[WHAT YOU NEED TO DO]:
Pick out the lines in the listing below that contain the word "Units" and copy them.

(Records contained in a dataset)
^^^^
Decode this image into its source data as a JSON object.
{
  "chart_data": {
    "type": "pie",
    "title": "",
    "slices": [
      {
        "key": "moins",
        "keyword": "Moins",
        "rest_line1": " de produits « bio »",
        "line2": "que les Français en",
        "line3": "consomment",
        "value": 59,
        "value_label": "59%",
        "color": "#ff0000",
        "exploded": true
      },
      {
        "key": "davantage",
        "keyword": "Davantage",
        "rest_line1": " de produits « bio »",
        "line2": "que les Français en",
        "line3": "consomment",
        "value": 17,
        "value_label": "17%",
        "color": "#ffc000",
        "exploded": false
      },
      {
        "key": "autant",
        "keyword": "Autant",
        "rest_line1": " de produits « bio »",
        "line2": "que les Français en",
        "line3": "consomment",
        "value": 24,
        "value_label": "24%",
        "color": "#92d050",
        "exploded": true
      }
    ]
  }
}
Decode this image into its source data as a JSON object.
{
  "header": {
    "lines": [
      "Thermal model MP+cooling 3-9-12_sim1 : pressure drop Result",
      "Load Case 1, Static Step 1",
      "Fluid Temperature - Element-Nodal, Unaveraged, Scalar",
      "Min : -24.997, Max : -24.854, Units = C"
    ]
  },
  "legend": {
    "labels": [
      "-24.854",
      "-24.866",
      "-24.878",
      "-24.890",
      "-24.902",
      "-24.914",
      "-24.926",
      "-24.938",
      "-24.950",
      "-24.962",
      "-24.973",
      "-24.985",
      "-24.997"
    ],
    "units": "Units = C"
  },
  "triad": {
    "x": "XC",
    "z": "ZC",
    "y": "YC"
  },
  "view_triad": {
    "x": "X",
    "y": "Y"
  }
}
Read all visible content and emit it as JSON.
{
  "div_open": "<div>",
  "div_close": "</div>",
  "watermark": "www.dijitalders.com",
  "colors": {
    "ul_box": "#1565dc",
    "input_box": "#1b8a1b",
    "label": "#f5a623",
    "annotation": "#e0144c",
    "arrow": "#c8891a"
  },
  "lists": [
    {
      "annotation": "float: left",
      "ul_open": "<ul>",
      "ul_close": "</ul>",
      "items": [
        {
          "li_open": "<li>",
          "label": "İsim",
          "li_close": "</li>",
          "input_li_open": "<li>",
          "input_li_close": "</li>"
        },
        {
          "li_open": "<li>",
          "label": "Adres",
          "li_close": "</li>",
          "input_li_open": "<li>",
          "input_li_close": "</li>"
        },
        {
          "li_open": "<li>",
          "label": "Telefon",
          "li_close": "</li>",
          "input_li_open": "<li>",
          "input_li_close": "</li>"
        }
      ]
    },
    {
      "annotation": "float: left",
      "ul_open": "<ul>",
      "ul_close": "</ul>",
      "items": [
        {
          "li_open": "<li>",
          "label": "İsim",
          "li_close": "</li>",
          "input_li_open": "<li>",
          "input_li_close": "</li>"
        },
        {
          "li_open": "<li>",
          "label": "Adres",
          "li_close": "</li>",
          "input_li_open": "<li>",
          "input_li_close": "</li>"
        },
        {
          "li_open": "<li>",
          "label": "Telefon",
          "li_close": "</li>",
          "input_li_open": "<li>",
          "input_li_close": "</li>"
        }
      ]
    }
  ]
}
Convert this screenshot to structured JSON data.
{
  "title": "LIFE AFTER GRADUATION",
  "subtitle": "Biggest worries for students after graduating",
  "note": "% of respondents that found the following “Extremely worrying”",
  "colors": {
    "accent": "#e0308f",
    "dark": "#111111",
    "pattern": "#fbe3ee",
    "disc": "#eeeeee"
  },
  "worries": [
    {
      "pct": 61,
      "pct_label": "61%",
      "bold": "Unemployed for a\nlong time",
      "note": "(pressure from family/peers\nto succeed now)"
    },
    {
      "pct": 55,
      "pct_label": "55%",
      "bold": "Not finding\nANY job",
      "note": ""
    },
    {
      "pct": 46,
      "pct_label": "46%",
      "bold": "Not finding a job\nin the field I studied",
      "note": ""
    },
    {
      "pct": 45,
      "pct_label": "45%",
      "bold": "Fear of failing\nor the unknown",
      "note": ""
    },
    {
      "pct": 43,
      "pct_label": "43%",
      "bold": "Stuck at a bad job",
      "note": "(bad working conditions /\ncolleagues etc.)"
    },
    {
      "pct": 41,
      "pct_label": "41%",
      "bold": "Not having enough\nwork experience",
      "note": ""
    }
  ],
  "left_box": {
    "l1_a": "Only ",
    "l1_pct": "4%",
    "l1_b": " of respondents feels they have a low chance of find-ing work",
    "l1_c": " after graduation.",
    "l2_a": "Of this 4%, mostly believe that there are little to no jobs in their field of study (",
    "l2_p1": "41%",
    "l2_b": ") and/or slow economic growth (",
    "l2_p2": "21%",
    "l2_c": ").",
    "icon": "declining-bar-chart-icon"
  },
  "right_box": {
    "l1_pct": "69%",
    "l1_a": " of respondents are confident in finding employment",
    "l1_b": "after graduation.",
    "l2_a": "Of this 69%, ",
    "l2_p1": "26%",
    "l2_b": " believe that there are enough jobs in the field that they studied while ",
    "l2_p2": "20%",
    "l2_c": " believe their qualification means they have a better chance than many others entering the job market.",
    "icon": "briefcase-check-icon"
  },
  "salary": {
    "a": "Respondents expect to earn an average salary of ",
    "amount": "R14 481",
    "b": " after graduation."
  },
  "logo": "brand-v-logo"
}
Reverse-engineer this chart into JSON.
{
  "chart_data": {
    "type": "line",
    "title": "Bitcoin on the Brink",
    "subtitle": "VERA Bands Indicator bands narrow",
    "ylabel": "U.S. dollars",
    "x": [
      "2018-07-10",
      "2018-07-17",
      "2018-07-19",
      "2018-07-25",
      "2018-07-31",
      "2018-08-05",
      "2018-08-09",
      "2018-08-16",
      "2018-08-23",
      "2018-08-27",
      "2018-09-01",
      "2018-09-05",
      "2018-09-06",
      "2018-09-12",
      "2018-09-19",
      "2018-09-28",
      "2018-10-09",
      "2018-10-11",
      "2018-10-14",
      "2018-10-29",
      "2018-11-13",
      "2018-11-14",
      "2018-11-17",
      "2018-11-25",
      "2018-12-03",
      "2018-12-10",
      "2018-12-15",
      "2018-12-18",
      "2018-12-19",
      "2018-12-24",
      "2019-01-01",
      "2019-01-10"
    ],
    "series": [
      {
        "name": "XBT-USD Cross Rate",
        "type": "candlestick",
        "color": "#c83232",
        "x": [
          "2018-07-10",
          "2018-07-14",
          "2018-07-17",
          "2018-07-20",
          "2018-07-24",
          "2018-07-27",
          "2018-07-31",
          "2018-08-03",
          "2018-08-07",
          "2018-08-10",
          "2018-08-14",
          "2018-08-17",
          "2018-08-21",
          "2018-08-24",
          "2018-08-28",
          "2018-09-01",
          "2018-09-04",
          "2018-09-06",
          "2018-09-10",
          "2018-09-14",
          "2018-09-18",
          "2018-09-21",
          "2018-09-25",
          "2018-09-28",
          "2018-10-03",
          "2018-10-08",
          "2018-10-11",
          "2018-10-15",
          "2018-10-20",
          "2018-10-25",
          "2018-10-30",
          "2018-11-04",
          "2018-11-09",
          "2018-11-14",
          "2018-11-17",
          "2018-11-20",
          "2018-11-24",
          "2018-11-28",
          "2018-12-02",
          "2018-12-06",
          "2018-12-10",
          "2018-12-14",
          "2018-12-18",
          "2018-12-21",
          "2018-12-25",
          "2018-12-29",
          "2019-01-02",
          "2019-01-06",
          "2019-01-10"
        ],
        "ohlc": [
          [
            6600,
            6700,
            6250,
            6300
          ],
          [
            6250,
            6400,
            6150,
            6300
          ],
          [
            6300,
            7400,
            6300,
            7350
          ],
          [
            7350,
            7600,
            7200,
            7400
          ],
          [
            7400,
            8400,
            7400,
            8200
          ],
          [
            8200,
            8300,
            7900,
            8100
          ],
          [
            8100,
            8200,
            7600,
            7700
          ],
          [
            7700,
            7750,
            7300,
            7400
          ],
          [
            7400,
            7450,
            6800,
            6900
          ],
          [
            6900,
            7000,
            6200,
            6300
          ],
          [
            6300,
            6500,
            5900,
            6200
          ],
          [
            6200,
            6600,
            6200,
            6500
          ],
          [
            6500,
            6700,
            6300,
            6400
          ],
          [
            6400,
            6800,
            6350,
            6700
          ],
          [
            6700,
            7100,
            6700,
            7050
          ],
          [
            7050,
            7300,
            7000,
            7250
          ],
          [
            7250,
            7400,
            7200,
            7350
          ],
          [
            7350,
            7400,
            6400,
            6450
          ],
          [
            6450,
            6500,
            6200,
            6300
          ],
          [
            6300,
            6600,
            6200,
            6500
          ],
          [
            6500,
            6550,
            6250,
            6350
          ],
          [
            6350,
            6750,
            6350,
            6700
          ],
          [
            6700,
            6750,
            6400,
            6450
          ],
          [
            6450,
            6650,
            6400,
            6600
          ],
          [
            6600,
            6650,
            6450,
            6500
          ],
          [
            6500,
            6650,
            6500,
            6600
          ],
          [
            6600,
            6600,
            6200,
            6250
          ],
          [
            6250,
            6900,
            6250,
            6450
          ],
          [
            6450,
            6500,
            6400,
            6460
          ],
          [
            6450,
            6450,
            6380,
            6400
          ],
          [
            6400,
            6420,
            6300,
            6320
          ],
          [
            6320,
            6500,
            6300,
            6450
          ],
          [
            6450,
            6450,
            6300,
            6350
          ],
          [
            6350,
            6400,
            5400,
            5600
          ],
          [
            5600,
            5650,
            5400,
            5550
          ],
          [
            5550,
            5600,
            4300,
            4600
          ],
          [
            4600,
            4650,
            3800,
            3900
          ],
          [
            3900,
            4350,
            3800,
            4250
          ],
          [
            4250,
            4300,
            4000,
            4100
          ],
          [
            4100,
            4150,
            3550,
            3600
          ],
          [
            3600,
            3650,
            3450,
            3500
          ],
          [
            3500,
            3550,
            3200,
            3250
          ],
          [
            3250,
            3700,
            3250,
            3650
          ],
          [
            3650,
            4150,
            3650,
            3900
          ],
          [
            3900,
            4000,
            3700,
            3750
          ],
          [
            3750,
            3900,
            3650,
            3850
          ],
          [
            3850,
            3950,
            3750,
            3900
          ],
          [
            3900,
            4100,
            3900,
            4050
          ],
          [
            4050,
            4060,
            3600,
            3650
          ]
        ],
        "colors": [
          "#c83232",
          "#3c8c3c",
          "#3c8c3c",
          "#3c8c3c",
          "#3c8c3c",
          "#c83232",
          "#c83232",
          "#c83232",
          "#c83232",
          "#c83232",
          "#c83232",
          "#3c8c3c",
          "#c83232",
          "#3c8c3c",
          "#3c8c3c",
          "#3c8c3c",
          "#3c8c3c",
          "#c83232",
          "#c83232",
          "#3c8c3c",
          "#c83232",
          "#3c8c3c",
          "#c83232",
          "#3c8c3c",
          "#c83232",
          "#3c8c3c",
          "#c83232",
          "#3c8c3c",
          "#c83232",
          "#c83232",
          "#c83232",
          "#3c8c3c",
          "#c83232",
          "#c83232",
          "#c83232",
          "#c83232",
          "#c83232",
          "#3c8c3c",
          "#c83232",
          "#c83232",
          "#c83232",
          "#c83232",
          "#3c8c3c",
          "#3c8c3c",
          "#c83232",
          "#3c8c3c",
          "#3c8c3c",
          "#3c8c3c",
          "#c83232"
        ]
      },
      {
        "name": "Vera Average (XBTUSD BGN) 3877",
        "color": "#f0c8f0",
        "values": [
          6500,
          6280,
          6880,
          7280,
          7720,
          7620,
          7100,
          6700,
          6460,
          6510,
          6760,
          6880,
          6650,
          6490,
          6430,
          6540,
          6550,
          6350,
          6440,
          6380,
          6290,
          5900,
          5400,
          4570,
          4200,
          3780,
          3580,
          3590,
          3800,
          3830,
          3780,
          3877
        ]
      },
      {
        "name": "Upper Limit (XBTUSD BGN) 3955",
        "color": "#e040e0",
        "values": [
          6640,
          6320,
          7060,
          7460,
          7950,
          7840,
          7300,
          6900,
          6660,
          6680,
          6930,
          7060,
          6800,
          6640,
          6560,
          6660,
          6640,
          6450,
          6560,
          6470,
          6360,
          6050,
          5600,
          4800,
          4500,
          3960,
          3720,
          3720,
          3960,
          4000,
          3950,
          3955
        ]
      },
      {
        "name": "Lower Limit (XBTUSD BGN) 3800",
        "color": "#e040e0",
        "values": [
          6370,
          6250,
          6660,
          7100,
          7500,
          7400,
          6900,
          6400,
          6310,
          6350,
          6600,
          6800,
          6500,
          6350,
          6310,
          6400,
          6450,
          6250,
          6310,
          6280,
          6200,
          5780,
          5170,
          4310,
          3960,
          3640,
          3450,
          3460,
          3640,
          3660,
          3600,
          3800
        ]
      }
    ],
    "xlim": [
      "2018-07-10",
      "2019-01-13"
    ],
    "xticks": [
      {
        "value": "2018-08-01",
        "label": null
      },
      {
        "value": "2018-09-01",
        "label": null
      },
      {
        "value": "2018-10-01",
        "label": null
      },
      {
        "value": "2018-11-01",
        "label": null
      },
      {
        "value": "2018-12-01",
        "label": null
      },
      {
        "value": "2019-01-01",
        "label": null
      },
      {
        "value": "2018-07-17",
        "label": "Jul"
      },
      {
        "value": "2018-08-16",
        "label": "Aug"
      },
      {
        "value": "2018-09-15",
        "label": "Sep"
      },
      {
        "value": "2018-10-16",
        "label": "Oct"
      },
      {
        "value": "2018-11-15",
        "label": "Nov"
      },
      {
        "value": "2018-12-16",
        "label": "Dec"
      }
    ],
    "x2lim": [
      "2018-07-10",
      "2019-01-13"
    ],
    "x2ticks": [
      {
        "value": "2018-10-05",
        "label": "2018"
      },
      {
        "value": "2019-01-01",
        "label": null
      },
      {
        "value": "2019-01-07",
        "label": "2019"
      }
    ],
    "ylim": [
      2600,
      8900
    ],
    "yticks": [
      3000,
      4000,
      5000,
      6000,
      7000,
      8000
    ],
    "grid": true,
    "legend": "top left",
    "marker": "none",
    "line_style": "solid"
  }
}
^^^^
[WRITTEN ANSWER]:
      "Min : -24.997, Max : -24.854, Units = C"
    "units": "Units = C"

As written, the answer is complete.